▶ STATED PROBLEM: In the listing below, locate the lines bearing the word "История". Copy every one of them.

▶ PROVIDED DATA:
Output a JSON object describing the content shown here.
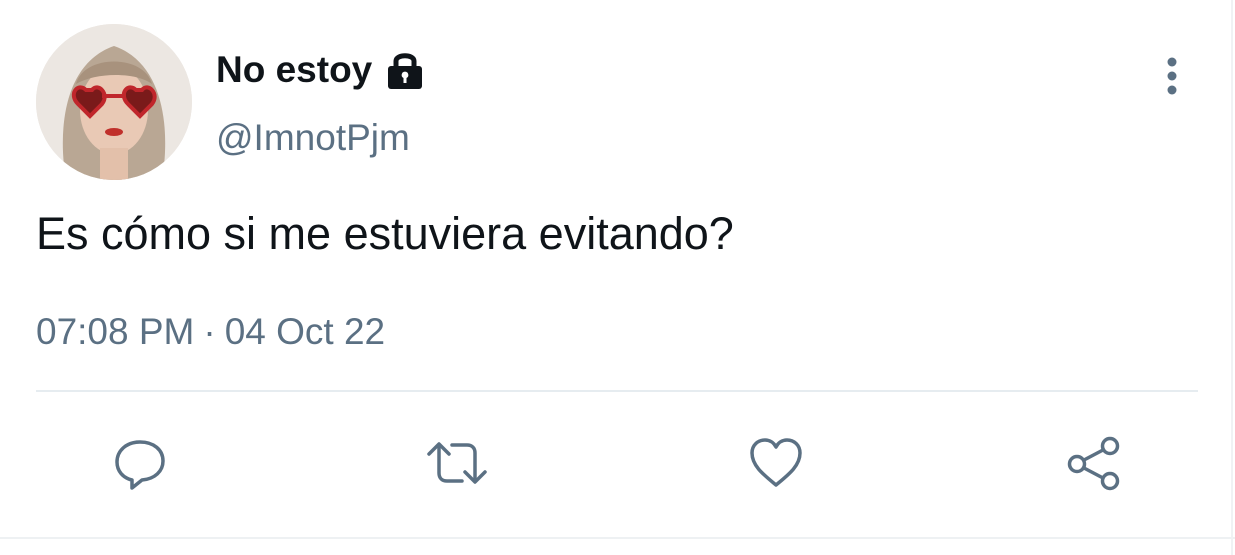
{
  "tweet": {
    "display_name": "No estoy",
    "handle": "@ImnotPjm",
    "text": "Es cómo si me estuviera evitando?",
    "time": "07:08 PM",
    "separator": "·",
    "date": "04 Oct 22",
    "protected_icon": "lock-icon",
    "avatar": "profile-photo-heart-sunglasses"
  },
  "actions": [
    {
      "name": "reply",
      "icon": "comment-bubble-icon"
    },
    {
      "name": "retweet",
      "icon": "retweet-arrows-icon"
    },
    {
      "name": "like",
      "icon": "heart-icon"
    },
    {
      "name": "share",
      "icon": "share-nodes-icon"
    }
  ],
  "menu": {
    "icon": "vertical-dots-icon"
  },
  "colors": {
    "text_primary": "#0f1419",
    "text_secondary": "#5b7083",
    "icon_gray": "#5b7083",
    "divider": "#e6ecf0",
    "background": "#ffffff"
  }
}
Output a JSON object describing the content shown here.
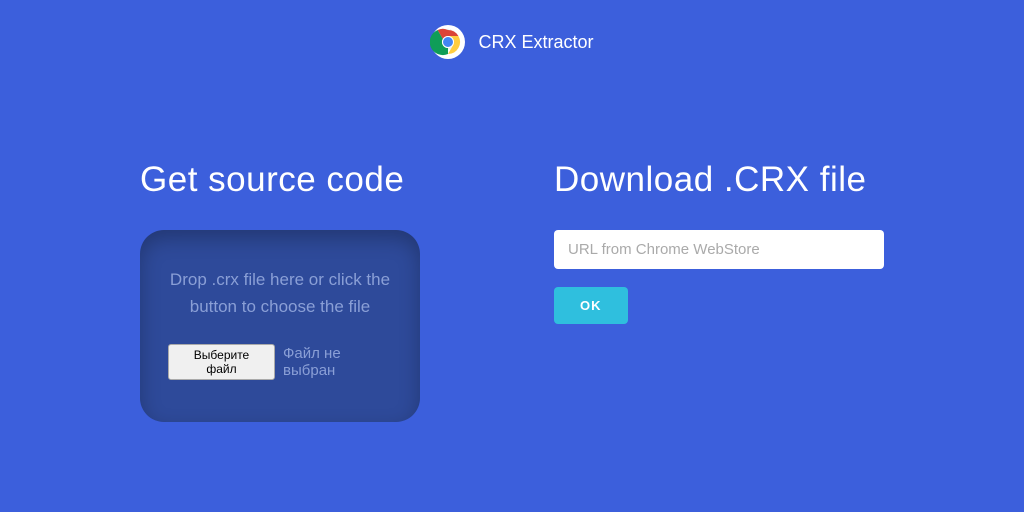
{
  "header": {
    "title": "CRX Extractor"
  },
  "left": {
    "title": "Get source code",
    "dropzone_text": "Drop .crx file here or click the button to choose the file",
    "file_button_label": "Выберите файл",
    "file_status": "Файл не выбран"
  },
  "right": {
    "title": "Download .CRX file",
    "url_placeholder": "URL from Chrome WebStore",
    "ok_label": "OK"
  }
}
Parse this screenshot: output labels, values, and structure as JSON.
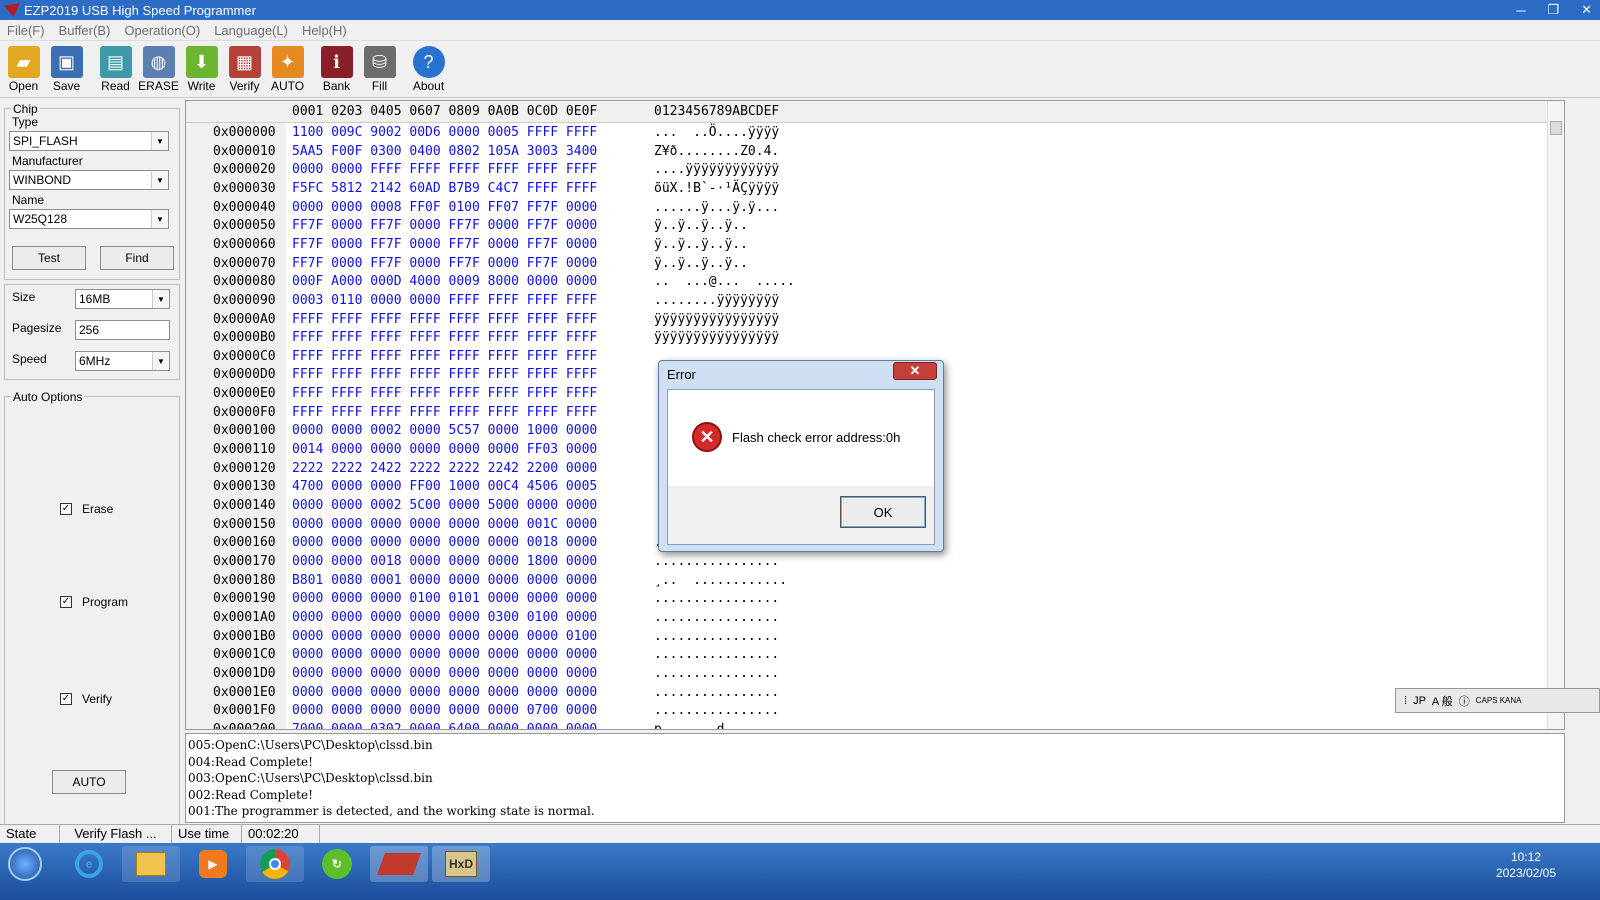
{
  "window": {
    "title": "EZP2019 USB High Speed Programmer",
    "minimize": "─",
    "restore": "❐",
    "close": "✕"
  },
  "menu": [
    "File(F)",
    "Buffer(B)",
    "Operation(O)",
    "Language(L)",
    "Help(H)"
  ],
  "toolbar": [
    {
      "label": "Open",
      "icon": "folder-icon",
      "color": "#e3a823"
    },
    {
      "label": "Save",
      "icon": "floppy-icon",
      "color": "#3a6fb5"
    },
    {
      "label": "Read",
      "icon": "read-chip-icon",
      "color": "#3e9aa8"
    },
    {
      "label": "ERASE",
      "icon": "eraser-bucket-icon",
      "color": "#5b7fb0"
    },
    {
      "label": "Write",
      "icon": "write-arrow-icon",
      "color": "#6bb531"
    },
    {
      "label": "Verify",
      "icon": "verify-checker-icon",
      "color": "#b5403a"
    },
    {
      "label": "AUTO",
      "icon": "running-man-icon",
      "color": "#e58a21"
    },
    {
      "label": "Bank",
      "icon": "bank-book-icon",
      "color": "#8a1f2a"
    },
    {
      "label": "Fill",
      "icon": "fill-bucket-icon",
      "color": "#6c6c6c"
    },
    {
      "label": "About",
      "icon": "help-icon",
      "color": "#2a72d0"
    }
  ],
  "chip": {
    "group_title": "Chip",
    "type_label": "Type",
    "type_value": "SPI_FLASH",
    "manufacturer_label": "Manufacturer",
    "manufacturer_value": "WINBOND",
    "name_label": "Name",
    "name_value": "W25Q128",
    "test_button": "Test",
    "find_button": "Find"
  },
  "params": {
    "size_label": "Size",
    "size_value": "16MB",
    "pagesize_label": "Pagesize",
    "pagesize_value": "256",
    "speed_label": "Speed",
    "speed_value": "6MHz"
  },
  "auto_options": {
    "title": "Auto Options",
    "erase_label": "Erase",
    "erase_checked": true,
    "program_label": "Program",
    "program_checked": true,
    "verify_label": "Verify",
    "verify_checked": true,
    "auto_button": "AUTO"
  },
  "hex": {
    "header_hex": "0001 0203 0405 0607 0809 0A0B 0C0D 0E0F",
    "header_ascii": "0123456789ABCDEF",
    "rows": [
      {
        "addr": "0x000000",
        "hex": "1100 009C 9002 00D6 0000 0005 FFFF FFFF",
        "ascii": "...  ..Ö....ÿÿÿÿ"
      },
      {
        "addr": "0x000010",
        "hex": "5AA5 F00F 0300 0400 0802 105A 3003 3400",
        "ascii": "Z¥ð........Z0.4."
      },
      {
        "addr": "0x000020",
        "hex": "0000 0000 FFFF FFFF FFFF FFFF FFFF FFFF",
        "ascii": "....ÿÿÿÿÿÿÿÿÿÿÿÿ"
      },
      {
        "addr": "0x000030",
        "hex": "F5FC 5812 2142 60AD B7B9 C4C7 FFFF FFFF",
        "ascii": "õüX.!B`-·¹ÄÇÿÿÿÿ"
      },
      {
        "addr": "0x000040",
        "hex": "0000 0000 0008 FF0F 0100 FF07 FF7F 0000",
        "ascii": "......ÿ...ÿ.ÿ..."
      },
      {
        "addr": "0x000050",
        "hex": "FF7F 0000 FF7F 0000 FF7F 0000 FF7F 0000",
        "ascii": "ÿ..ÿ..ÿ..ÿ.."
      },
      {
        "addr": "0x000060",
        "hex": "FF7F 0000 FF7F 0000 FF7F 0000 FF7F 0000",
        "ascii": "ÿ..ÿ..ÿ..ÿ.."
      },
      {
        "addr": "0x000070",
        "hex": "FF7F 0000 FF7F 0000 FF7F 0000 FF7F 0000",
        "ascii": "ÿ..ÿ..ÿ..ÿ.."
      },
      {
        "addr": "0x000080",
        "hex": "000F A000 000D 4000 0009 8000 0000 0000",
        "ascii": "..  ...@...  ....."
      },
      {
        "addr": "0x000090",
        "hex": "0003 0110 0000 0000 FFFF FFFF FFFF FFFF",
        "ascii": "........ÿÿÿÿÿÿÿÿ"
      },
      {
        "addr": "0x0000A0",
        "hex": "FFFF FFFF FFFF FFFF FFFF FFFF FFFF FFFF",
        "ascii": "ÿÿÿÿÿÿÿÿÿÿÿÿÿÿÿÿ"
      },
      {
        "addr": "0x0000B0",
        "hex": "FFFF FFFF FFFF FFFF FFFF FFFF FFFF FFFF",
        "ascii": "ÿÿÿÿÿÿÿÿÿÿÿÿÿÿÿÿ"
      },
      {
        "addr": "0x0000C0",
        "hex": "FFFF FFFF FFFF FFFF FFFF FFFF FFFF FFFF",
        "ascii": ""
      },
      {
        "addr": "0x0000D0",
        "hex": "FFFF FFFF FFFF FFFF FFFF FFFF FFFF FFFF",
        "ascii": ""
      },
      {
        "addr": "0x0000E0",
        "hex": "FFFF FFFF FFFF FFFF FFFF FFFF FFFF FFFF",
        "ascii": ""
      },
      {
        "addr": "0x0000F0",
        "hex": "FFFF FFFF FFFF FFFF FFFF FFFF FFFF FFFF",
        "ascii": ""
      },
      {
        "addr": "0x000100",
        "hex": "0000 0000 0002 0000 5C57 0000 1000 0000",
        "ascii": ""
      },
      {
        "addr": "0x000110",
        "hex": "0014 0000 0000 0000 0000 0000 FF03 0000",
        "ascii": ""
      },
      {
        "addr": "0x000120",
        "hex": "2222 2222 2422 2222 2222 2242 2200 0000",
        "ascii": ""
      },
      {
        "addr": "0x000130",
        "hex": "4700 0000 0000 FF00 1000 00C4 4506 0005",
        "ascii": ""
      },
      {
        "addr": "0x000140",
        "hex": "0000 0000 0002 5C00 0000 5000 0000 0000",
        "ascii": ""
      },
      {
        "addr": "0x000150",
        "hex": "0000 0000 0000 0000 0000 0000 001C 0000",
        "ascii": ""
      },
      {
        "addr": "0x000160",
        "hex": "0000 0000 0000 0000 0000 0000 0018 0000",
        "ascii": "................"
      },
      {
        "addr": "0x000170",
        "hex": "0000 0000 0018 0000 0000 0000 1800 0000",
        "ascii": "................"
      },
      {
        "addr": "0x000180",
        "hex": "B801 0080 0001 0000 0000 0000 0000 0000",
        "ascii": "¸..  ............"
      },
      {
        "addr": "0x000190",
        "hex": "0000 0000 0000 0100 0101 0000 0000 0000",
        "ascii": "................"
      },
      {
        "addr": "0x0001A0",
        "hex": "0000 0000 0000 0000 0000 0300 0100 0000",
        "ascii": "................"
      },
      {
        "addr": "0x0001B0",
        "hex": "0000 0000 0000 0000 0000 0000 0000 0100",
        "ascii": "................"
      },
      {
        "addr": "0x0001C0",
        "hex": "0000 0000 0000 0000 0000 0000 0000 0000",
        "ascii": "................"
      },
      {
        "addr": "0x0001D0",
        "hex": "0000 0000 0000 0000 0000 0000 0000 0000",
        "ascii": "................"
      },
      {
        "addr": "0x0001E0",
        "hex": "0000 0000 0000 0000 0000 0000 0000 0000",
        "ascii": "................"
      },
      {
        "addr": "0x0001F0",
        "hex": "0000 0000 0000 0000 0000 0000 0700 0000",
        "ascii": "................"
      },
      {
        "addr": "0x000200",
        "hex": "7000 0000 0302 0000 6400 0000 0000 0000",
        "ascii": "p.......d......."
      }
    ]
  },
  "log": [
    "005:OpenC:\\Users\\PC\\Desktop\\clssd.bin",
    "004:Read Complete!",
    "003:OpenC:\\Users\\PC\\Desktop\\clssd.bin",
    "002:Read Complete!",
    "001:The programmer is detected, and the working state is normal."
  ],
  "status": {
    "state_label": "State",
    "state_value": "Verify Flash ...",
    "time_label": "Use time",
    "time_value": "00:02:20"
  },
  "dialog": {
    "title": "Error",
    "message": "Flash check error address:0h",
    "ok": "OK",
    "close": "✕",
    "icon": "error-icon"
  },
  "ime": {
    "lang": "JP",
    "mode": "A 般",
    "caps": "CAPS KANA"
  },
  "taskbar": {
    "start": "start-orb-icon",
    "apps": [
      "internet-explorer-icon",
      "file-explorer-icon",
      "media-player-icon",
      "chrome-icon",
      "refresh-app-icon",
      "bios-programmer-icon",
      "hxd-icon"
    ],
    "time": "10:12",
    "date": "2023/02/05"
  }
}
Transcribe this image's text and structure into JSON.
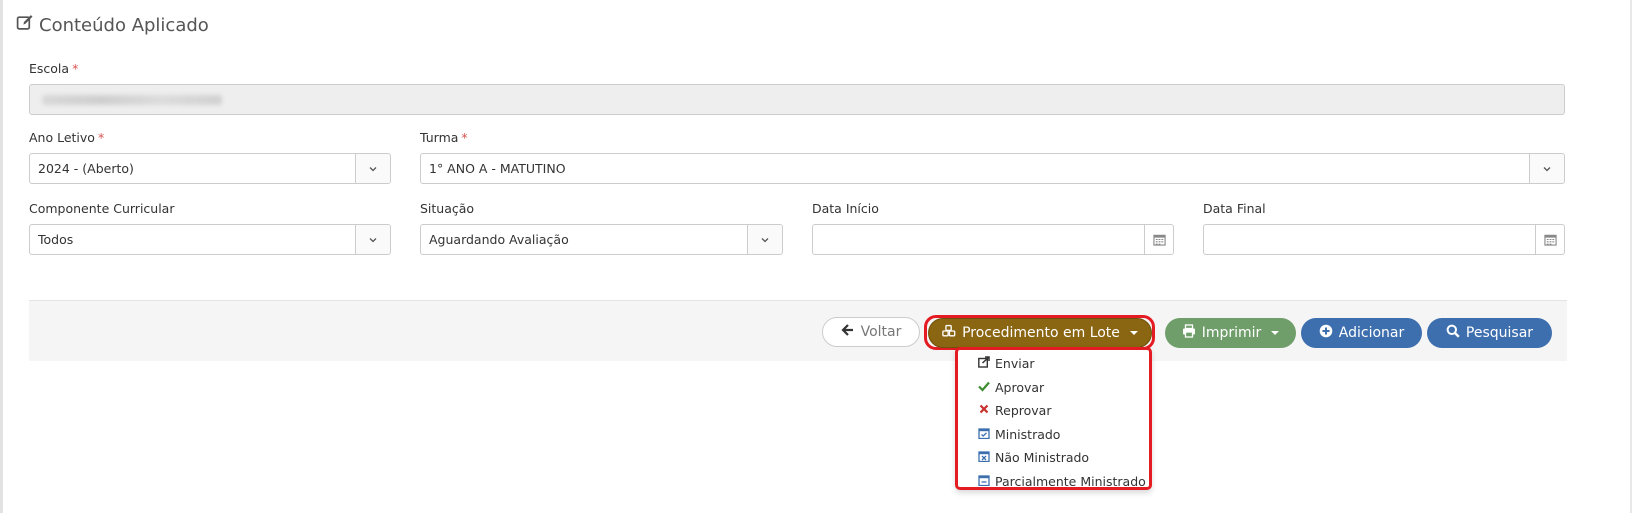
{
  "page": {
    "title": "Conteúdo Aplicado"
  },
  "form": {
    "escola": {
      "label": "Escola",
      "required_mark": "*"
    },
    "ano_letivo": {
      "label": "Ano Letivo",
      "required_mark": "*",
      "value": "2024 - (Aberto)"
    },
    "turma": {
      "label": "Turma",
      "required_mark": "*",
      "value": "1° ANO A - MATUTINO"
    },
    "componente": {
      "label": "Componente Curricular",
      "value": "Todos"
    },
    "situacao": {
      "label": "Situação",
      "value": "Aguardando Avaliação"
    },
    "data_inicio": {
      "label": "Data Início",
      "value": ""
    },
    "data_final": {
      "label": "Data Final",
      "value": ""
    }
  },
  "toolbar": {
    "back_label": "Voltar",
    "batch_label": "Procedimento em Lote",
    "print_label": "Imprimir",
    "add_label": "Adicionar",
    "search_label": "Pesquisar"
  },
  "batch_menu": {
    "items": [
      {
        "label": "Enviar",
        "icon": "share-icon"
      },
      {
        "label": "Aprovar",
        "icon": "check-icon"
      },
      {
        "label": "Reprovar",
        "icon": "times-icon"
      },
      {
        "label": "Ministrado",
        "icon": "calendar-check-icon"
      },
      {
        "label": "Não Ministrado",
        "icon": "calendar-times-icon"
      },
      {
        "label": "Parcialmente Ministrado",
        "icon": "calendar-minus-icon"
      }
    ]
  },
  "colors": {
    "batch_button": "#8a6512",
    "print_button": "#6f9e6a",
    "primary_button": "#3d6fae",
    "highlight": "#e41b23",
    "required": "#d9534f"
  }
}
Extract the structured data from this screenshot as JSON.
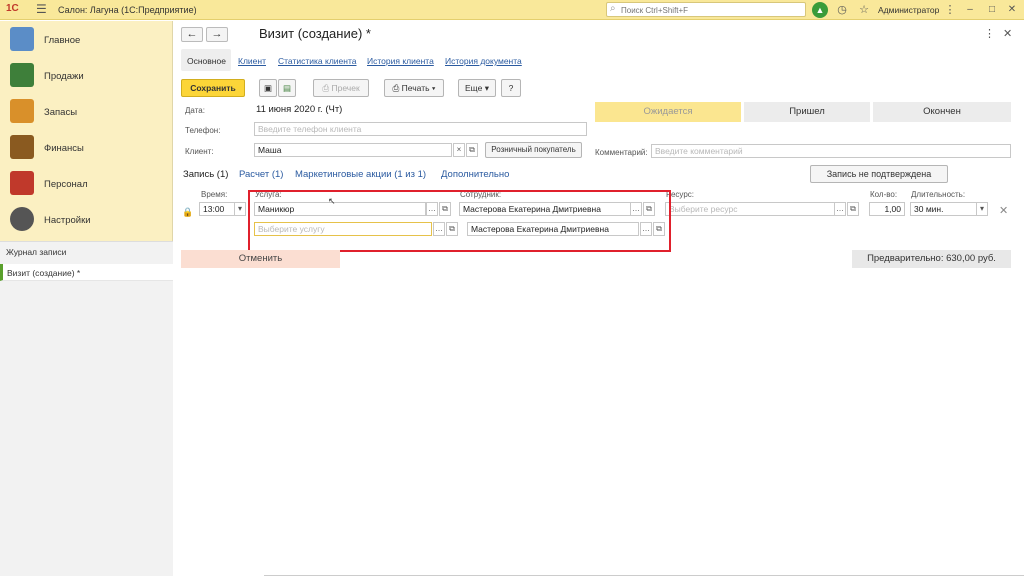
{
  "titlebar": {
    "logo": "1С",
    "app_title": "Салон: Лагуна  (1С:Предприятие)",
    "search_placeholder": "Поиск Ctrl+Shift+F",
    "user": "Администратор"
  },
  "sidebar": {
    "items": [
      {
        "label": "Главное",
        "color": "#5b8dc7"
      },
      {
        "label": "Продажи",
        "color": "#3e7f3a"
      },
      {
        "label": "Запасы",
        "color": "#d9902a"
      },
      {
        "label": "Финансы",
        "color": "#8a5a20"
      },
      {
        "label": "Персонал",
        "color": "#c0392b"
      },
      {
        "label": "Настройки",
        "color": "#555555"
      }
    ],
    "journal_header": "Журнал записи",
    "journal_item": "Визит (создание) *"
  },
  "form": {
    "title": "Визит (создание) *",
    "tabs": [
      "Основное",
      "Клиент",
      "Статистика клиента",
      "История клиента",
      "История документа"
    ],
    "toolbar": {
      "save": "Сохранить",
      "receipt": "Пречек",
      "print": "Печать",
      "more": "Еще",
      "help": "?"
    },
    "date_label": "Дата:",
    "date_value": "11 июня 2020 г. (Чт)",
    "phone_label": "Телефон:",
    "phone_placeholder": "Введите телефон клиента",
    "client_label": "Клиент:",
    "client_value": "Маша",
    "retail_button": "Розничный покупатель",
    "statuses": [
      "Ожидается",
      "Пришел",
      "Окончен"
    ],
    "comment_label": "Комментарий:",
    "comment_placeholder": "Введите комментарий",
    "subtabs": [
      "Запись (1)",
      "Расчет (1)",
      "Маркетинговые акции (1 из 1)",
      "Дополнительно"
    ],
    "unconfirmed_button": "Запись не подтверждена",
    "record": {
      "time_label": "Время:",
      "time_value": "13:00",
      "service_label": "Услуга:",
      "service_value": "Маникюр",
      "service_placeholder": "Выберите услугу",
      "employee_label": "Сотрудник:",
      "employee_value": "Мастерова Екатерина Дмитриевна",
      "employee_value2": "Мастерова Екатерина Дмитриевна",
      "resource_label": "Ресурс:",
      "resource_placeholder": "Выберите ресурс",
      "qty_label": "Кол-во:",
      "qty_value": "1,00",
      "duration_label": "Длительность:",
      "duration_value": "30 мин."
    },
    "cancel": "Отменить",
    "total": "Предварительно: 630,00 руб."
  }
}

▶ TASK ANSWER:
      "История клиента",
      "История документа"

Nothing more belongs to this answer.